-- BEGIN Data --
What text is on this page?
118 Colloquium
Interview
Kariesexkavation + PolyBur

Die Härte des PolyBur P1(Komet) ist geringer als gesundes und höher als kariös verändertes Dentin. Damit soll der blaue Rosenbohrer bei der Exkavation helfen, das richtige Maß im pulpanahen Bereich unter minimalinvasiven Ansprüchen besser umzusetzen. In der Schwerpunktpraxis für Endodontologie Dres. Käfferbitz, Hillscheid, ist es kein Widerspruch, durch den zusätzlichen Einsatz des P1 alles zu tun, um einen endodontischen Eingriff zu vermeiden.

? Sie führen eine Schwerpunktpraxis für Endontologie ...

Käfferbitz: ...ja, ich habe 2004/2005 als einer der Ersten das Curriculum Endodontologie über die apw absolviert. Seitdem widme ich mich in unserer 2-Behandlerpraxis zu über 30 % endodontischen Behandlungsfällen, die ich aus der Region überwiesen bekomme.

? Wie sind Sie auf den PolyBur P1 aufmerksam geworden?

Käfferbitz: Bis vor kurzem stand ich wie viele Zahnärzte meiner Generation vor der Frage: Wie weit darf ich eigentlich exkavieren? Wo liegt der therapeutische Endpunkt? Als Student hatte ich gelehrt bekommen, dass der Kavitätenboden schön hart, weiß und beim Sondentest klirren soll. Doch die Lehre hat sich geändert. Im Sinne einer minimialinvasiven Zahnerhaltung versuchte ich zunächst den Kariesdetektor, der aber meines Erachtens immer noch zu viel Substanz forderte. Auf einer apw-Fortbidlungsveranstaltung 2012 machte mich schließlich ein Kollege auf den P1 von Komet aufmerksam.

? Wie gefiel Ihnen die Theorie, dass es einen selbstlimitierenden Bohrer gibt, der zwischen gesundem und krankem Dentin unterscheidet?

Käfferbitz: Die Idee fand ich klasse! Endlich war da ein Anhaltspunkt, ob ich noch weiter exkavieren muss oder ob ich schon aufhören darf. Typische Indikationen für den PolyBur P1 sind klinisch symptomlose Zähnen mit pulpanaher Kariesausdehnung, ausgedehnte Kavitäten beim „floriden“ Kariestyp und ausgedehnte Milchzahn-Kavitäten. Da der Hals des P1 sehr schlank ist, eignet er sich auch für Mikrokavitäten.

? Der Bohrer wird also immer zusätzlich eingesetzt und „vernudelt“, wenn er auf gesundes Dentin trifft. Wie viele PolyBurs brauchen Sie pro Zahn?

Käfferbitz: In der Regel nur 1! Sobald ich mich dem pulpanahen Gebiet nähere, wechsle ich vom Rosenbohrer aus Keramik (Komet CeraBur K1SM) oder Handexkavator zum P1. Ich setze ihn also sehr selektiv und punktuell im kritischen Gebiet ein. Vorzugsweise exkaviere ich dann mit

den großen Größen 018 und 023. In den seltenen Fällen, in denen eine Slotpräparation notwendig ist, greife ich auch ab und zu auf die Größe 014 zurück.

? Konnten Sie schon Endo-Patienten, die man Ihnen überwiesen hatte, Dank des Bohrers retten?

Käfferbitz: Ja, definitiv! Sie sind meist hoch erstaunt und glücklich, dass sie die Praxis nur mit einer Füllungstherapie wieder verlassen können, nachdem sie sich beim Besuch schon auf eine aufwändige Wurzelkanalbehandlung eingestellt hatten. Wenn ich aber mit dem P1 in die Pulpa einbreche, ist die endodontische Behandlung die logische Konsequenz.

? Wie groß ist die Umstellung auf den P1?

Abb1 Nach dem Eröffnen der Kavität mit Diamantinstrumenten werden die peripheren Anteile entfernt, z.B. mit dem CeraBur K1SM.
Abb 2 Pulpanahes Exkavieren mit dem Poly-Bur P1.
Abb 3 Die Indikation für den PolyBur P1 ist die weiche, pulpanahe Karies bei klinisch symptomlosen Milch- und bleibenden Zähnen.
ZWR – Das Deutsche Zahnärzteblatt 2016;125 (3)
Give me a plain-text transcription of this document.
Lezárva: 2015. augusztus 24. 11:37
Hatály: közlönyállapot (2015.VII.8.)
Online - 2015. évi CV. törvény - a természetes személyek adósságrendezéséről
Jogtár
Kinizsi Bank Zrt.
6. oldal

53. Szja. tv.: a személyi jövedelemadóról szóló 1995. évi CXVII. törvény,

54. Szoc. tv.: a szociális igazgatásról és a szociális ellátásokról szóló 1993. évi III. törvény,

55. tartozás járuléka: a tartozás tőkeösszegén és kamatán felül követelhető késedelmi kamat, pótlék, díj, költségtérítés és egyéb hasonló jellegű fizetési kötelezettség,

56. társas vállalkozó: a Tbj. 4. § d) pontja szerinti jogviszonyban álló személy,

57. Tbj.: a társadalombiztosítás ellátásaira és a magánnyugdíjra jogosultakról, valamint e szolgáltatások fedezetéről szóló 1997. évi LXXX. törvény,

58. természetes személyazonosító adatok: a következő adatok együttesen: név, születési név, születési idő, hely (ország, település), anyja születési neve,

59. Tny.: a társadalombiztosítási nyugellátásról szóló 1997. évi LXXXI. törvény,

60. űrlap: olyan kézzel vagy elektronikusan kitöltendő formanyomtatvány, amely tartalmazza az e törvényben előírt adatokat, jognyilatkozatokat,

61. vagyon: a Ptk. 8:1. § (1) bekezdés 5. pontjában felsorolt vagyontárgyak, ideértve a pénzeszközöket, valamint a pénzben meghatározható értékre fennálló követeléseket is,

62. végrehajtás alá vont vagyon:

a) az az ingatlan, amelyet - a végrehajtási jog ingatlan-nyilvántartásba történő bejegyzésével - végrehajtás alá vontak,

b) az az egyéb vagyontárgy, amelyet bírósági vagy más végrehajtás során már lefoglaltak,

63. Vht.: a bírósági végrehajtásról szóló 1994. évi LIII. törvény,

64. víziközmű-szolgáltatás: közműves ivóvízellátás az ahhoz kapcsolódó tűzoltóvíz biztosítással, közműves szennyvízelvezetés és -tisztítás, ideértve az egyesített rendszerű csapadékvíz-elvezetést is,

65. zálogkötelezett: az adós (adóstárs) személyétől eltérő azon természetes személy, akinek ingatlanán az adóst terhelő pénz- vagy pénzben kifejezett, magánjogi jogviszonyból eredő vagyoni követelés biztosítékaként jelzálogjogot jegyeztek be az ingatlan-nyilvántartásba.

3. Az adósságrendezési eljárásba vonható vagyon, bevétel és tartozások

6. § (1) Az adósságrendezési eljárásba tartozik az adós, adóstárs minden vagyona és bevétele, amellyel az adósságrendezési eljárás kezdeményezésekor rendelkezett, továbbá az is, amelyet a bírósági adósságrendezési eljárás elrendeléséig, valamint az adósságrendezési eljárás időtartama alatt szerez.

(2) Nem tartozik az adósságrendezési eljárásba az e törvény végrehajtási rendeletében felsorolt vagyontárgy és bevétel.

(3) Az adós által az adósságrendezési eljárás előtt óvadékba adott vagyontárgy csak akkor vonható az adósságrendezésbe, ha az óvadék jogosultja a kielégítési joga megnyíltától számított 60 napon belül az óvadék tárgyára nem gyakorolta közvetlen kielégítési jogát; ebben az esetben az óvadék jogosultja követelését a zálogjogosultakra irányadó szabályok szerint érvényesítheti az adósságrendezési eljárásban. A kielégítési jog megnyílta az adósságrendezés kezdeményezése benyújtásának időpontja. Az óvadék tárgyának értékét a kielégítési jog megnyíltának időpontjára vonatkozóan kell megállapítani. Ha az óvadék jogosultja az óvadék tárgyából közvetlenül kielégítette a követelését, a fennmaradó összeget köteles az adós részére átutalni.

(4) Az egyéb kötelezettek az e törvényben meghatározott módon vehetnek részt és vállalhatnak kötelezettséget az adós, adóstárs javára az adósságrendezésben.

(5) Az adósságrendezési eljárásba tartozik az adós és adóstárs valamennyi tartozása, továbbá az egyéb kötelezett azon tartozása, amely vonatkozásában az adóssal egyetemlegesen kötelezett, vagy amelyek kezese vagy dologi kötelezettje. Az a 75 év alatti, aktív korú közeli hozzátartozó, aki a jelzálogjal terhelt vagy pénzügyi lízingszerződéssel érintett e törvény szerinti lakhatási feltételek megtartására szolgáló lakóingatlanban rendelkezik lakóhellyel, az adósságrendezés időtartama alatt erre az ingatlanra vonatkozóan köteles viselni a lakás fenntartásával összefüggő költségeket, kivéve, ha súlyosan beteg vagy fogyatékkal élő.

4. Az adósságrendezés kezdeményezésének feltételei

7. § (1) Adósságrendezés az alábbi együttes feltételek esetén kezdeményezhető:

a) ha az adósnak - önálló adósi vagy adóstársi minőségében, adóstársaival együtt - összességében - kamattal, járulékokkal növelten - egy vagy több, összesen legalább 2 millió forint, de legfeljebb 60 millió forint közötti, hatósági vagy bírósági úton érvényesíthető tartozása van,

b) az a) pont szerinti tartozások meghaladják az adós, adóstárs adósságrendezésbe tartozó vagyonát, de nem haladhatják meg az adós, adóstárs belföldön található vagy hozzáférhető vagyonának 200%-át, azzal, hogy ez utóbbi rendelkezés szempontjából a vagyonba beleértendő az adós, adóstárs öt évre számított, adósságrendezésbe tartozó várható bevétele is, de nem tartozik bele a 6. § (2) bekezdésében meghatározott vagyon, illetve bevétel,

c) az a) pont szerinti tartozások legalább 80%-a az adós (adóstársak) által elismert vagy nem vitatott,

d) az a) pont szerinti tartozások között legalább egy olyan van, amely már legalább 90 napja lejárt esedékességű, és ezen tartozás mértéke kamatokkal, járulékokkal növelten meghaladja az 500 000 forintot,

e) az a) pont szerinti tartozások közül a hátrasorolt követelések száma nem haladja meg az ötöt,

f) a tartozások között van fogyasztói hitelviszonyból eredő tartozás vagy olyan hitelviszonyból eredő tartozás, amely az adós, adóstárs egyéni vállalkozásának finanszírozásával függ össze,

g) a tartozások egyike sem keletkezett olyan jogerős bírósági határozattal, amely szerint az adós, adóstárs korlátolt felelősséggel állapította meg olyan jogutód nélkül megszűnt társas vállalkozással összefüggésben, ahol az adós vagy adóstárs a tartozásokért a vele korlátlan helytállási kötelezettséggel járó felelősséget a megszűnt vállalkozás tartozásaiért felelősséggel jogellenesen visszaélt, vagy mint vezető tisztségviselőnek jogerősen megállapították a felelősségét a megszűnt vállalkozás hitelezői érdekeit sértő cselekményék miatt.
-- END Data --
Your objective -
From the entries above, copy every line that holds the word "immer".

Output of the task -
Käfferbitz: Bis vor kurzem stand ich wie viele Zahnärzte meiner Generation vor der Frage: Wie weit darf ich eigentlich exkavieren? Wo liegt der therapeutische Endpunkt? Als Student hatte ich gelehrt bekommen, dass der Kavitätenboden schön hart, weiß und beim Sondentest klirren soll. Doch die Lehre hat sich geändert. Im Sinne einer minimialinvasiven Zahnerhaltung versuchte ich zunächst den Kariesdetektor, der aber meines Erachtens immer noch zu viel Substanz forderte. Auf einer apw-Fortbidlungsveranstaltung 2012 machte mich schließlich ein Kollege auf den P1 von Komet aufmerksam.
? Der Bohrer wird also immer zusätzlich eingesetzt und „vernudelt“, wenn er auf gesundes Dentin trifft. Wie viele PolyBurs brauchen Sie pro Zahn?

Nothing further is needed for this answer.